## Start Extracted entries
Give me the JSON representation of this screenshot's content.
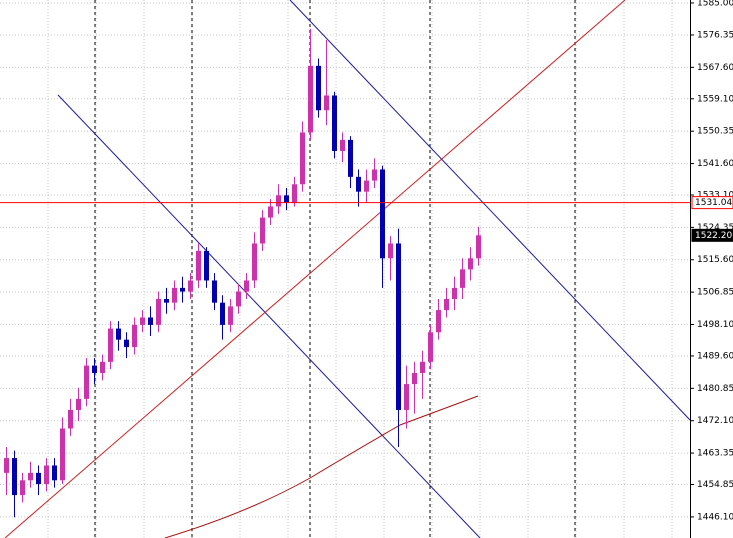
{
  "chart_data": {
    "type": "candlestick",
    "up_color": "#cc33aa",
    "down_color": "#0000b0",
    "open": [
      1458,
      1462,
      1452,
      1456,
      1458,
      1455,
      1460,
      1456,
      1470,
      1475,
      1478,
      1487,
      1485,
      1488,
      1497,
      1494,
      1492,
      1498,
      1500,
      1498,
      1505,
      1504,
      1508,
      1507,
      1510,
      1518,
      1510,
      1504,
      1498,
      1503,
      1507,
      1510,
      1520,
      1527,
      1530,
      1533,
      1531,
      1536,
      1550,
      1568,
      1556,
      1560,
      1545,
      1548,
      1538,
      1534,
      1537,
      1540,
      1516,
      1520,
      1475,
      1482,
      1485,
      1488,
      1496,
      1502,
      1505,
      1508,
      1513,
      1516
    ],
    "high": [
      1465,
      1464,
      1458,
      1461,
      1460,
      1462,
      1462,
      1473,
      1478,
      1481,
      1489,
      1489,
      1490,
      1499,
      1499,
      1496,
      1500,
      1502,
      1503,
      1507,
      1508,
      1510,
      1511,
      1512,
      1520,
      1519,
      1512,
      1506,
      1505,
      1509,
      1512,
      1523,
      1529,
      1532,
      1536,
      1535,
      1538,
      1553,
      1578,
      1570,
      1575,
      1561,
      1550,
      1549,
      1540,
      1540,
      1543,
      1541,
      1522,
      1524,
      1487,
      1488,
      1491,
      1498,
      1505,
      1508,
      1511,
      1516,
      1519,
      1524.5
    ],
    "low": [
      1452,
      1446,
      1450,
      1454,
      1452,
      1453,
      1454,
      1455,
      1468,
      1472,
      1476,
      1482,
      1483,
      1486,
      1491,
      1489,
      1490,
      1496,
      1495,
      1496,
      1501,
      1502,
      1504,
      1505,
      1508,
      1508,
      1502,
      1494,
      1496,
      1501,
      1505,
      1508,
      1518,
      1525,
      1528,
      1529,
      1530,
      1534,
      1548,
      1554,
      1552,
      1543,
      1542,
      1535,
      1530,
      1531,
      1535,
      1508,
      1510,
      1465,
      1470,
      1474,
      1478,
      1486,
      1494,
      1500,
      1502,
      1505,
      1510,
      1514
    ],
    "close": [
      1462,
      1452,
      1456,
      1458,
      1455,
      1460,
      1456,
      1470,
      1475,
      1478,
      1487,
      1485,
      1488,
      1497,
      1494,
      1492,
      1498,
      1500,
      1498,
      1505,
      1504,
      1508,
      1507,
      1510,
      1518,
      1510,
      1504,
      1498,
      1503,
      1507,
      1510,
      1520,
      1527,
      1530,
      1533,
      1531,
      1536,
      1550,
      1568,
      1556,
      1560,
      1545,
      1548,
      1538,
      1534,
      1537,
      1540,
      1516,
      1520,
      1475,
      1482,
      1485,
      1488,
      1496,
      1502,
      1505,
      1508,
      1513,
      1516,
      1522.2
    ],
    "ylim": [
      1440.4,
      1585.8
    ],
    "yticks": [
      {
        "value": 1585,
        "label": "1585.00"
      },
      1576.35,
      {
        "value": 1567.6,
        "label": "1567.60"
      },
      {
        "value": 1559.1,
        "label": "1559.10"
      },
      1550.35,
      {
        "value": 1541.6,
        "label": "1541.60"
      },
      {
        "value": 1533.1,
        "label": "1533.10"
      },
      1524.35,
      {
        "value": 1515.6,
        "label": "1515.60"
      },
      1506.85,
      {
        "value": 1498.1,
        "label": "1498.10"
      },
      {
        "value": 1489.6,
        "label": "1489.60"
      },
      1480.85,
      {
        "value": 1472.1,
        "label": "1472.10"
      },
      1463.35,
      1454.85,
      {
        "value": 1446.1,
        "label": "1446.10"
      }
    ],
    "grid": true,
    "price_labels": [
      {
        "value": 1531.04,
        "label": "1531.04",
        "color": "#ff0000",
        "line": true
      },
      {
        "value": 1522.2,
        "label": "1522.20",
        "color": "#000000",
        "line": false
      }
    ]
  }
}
## End Extracted entries
## Start Extracted entries
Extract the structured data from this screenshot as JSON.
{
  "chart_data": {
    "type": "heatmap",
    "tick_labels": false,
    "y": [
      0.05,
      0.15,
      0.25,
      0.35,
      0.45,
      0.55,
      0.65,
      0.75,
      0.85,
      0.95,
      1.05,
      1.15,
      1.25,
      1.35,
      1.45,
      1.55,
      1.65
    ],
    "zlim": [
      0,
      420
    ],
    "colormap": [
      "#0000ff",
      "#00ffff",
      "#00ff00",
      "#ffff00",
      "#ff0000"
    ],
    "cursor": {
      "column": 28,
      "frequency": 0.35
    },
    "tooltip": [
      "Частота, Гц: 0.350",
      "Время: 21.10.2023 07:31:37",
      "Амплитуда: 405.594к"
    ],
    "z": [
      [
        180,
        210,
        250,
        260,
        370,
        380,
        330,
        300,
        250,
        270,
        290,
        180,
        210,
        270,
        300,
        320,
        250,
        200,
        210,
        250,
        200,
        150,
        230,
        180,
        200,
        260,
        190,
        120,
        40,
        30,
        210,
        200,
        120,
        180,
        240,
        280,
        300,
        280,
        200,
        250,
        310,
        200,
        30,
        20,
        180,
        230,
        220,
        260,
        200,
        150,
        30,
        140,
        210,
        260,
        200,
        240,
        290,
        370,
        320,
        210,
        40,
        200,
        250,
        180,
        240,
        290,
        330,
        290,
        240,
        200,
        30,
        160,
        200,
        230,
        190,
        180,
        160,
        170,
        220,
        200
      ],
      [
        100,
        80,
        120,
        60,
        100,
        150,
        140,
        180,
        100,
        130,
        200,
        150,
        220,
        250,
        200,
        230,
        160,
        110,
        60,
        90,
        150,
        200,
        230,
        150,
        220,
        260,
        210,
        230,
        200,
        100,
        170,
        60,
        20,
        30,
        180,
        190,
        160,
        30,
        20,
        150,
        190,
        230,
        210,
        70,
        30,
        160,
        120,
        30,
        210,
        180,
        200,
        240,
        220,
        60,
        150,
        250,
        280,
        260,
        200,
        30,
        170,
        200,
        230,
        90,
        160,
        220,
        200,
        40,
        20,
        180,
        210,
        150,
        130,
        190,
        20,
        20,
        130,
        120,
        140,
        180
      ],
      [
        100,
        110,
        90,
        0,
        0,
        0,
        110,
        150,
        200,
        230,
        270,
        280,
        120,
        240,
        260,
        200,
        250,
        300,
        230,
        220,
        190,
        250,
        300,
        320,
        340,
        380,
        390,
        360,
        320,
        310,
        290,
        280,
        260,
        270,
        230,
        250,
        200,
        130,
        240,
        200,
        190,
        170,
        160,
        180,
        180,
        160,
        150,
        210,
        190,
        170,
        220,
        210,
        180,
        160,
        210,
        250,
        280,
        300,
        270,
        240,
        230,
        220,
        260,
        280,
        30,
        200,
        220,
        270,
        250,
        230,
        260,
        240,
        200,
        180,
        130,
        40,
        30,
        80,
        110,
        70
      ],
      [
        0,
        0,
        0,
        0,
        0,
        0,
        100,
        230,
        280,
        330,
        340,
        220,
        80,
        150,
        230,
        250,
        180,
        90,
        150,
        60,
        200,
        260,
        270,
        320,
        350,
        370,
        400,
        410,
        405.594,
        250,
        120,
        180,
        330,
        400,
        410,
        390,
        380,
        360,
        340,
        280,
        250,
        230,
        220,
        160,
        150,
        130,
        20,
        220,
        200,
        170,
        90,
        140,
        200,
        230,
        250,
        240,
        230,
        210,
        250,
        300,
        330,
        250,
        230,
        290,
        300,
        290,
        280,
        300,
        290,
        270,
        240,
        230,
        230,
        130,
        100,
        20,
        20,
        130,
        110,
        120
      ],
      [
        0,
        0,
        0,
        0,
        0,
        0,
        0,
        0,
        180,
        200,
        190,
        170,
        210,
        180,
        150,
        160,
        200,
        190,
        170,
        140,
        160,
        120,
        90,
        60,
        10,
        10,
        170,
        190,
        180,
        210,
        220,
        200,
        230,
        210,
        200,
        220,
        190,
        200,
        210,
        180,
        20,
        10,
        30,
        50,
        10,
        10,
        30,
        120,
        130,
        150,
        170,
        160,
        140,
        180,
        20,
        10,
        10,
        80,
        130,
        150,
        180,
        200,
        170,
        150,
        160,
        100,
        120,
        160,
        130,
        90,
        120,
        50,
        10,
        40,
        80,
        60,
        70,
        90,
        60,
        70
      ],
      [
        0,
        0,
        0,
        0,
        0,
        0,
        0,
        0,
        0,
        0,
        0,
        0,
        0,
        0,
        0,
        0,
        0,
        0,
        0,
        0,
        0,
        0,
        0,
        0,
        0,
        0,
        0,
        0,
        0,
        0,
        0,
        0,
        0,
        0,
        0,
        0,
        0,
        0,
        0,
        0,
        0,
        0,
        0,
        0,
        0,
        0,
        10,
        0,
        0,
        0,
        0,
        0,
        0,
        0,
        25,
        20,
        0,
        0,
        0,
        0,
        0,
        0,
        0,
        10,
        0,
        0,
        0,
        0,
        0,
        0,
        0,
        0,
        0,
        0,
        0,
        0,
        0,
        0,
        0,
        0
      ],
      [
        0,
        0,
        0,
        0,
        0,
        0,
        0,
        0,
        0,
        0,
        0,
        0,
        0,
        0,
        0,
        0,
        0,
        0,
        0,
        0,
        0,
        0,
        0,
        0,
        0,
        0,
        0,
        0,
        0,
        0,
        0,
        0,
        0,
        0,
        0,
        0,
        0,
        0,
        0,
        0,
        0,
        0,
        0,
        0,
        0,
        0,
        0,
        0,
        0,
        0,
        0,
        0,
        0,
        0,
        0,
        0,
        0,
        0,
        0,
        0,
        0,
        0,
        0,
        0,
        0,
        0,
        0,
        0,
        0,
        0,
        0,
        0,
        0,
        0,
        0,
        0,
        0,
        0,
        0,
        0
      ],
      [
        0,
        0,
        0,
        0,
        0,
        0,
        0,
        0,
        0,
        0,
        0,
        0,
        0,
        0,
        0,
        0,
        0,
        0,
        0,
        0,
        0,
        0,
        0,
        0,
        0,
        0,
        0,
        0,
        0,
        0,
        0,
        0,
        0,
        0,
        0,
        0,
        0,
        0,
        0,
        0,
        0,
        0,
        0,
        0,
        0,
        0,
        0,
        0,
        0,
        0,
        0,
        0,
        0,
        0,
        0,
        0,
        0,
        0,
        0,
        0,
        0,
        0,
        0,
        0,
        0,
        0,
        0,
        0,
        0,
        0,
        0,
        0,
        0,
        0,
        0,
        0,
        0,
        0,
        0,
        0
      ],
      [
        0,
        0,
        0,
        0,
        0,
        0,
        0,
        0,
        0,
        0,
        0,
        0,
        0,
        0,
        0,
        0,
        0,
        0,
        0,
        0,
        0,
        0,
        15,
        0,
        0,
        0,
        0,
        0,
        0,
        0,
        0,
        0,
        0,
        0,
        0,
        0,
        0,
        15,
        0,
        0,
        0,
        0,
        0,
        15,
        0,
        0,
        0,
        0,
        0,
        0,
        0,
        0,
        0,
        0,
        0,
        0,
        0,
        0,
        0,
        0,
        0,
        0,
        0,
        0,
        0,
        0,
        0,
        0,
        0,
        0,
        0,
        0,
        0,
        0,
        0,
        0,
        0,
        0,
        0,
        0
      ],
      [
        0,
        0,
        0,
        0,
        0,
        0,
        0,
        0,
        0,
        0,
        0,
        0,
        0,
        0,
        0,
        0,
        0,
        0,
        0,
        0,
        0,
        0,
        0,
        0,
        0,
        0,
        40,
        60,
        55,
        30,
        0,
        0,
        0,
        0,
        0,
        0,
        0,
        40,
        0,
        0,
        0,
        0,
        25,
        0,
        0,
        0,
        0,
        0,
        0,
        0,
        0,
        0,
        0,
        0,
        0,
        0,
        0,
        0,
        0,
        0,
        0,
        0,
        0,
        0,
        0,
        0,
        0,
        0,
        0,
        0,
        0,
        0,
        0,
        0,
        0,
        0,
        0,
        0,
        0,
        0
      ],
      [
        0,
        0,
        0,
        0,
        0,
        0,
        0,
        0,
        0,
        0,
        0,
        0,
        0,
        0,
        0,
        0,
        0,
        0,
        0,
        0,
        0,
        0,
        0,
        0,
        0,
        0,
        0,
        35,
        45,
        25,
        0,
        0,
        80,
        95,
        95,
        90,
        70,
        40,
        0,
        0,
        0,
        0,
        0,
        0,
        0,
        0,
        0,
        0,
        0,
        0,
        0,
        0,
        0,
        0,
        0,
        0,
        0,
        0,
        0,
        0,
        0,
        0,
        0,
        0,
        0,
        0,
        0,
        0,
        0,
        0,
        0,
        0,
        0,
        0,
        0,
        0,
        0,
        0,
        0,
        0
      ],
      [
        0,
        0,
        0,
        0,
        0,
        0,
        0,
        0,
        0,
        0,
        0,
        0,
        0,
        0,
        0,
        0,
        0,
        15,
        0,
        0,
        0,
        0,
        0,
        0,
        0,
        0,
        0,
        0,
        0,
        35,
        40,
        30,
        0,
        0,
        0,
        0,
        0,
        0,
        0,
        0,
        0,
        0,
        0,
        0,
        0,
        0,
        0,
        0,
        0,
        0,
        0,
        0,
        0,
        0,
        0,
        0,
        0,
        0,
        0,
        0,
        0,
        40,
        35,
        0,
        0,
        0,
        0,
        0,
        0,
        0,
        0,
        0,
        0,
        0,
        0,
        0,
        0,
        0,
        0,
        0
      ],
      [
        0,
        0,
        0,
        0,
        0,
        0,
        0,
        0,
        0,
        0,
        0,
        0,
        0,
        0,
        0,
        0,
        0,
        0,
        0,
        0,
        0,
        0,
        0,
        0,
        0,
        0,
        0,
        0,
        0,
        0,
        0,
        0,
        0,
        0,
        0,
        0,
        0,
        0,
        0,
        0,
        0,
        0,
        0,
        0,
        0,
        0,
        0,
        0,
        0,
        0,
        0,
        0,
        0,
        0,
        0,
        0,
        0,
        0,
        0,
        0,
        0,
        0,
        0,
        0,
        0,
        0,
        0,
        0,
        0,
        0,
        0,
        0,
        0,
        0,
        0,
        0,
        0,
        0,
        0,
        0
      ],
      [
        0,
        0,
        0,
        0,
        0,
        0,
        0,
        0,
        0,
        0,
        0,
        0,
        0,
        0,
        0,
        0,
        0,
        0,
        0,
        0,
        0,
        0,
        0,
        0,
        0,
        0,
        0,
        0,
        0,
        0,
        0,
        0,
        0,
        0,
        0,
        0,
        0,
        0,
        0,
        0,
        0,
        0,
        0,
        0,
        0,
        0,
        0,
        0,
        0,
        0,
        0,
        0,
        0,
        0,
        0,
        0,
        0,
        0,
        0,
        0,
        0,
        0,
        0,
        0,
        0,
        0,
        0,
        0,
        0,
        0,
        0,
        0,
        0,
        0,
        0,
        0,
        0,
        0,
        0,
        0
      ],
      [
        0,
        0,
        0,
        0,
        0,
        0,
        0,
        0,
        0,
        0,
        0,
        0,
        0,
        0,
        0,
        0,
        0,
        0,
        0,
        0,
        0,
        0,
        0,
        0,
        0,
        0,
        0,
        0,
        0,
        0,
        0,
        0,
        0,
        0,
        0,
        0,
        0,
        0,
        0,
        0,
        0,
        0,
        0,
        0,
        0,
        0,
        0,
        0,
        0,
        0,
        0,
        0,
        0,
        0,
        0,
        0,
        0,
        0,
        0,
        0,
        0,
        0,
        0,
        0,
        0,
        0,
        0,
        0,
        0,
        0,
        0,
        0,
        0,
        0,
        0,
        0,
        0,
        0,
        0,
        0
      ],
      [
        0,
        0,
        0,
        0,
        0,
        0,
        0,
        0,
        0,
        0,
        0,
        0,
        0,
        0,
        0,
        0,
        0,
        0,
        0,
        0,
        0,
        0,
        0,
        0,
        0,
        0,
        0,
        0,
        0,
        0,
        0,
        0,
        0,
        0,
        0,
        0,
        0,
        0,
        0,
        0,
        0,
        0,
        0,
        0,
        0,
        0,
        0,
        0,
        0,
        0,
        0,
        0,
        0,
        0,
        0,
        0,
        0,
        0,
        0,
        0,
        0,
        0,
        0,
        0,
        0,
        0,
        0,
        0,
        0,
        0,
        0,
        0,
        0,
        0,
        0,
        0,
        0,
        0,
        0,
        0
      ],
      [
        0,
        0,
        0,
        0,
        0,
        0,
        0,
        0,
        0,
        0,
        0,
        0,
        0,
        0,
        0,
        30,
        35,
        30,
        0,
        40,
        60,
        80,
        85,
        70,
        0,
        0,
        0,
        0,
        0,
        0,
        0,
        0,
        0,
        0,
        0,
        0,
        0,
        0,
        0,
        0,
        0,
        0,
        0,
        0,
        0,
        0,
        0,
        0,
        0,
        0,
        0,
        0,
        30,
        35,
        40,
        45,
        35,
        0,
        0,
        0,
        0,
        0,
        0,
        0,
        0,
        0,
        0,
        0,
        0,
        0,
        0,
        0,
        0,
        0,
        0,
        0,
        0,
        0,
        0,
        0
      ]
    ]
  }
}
## End Extracted entries
Task brief: Which lines include "JSON"? Copy each of them out.

Final result:
Give me the JSON representation of this screenshot's content.
Extract the structured data from this screenshot as JSON.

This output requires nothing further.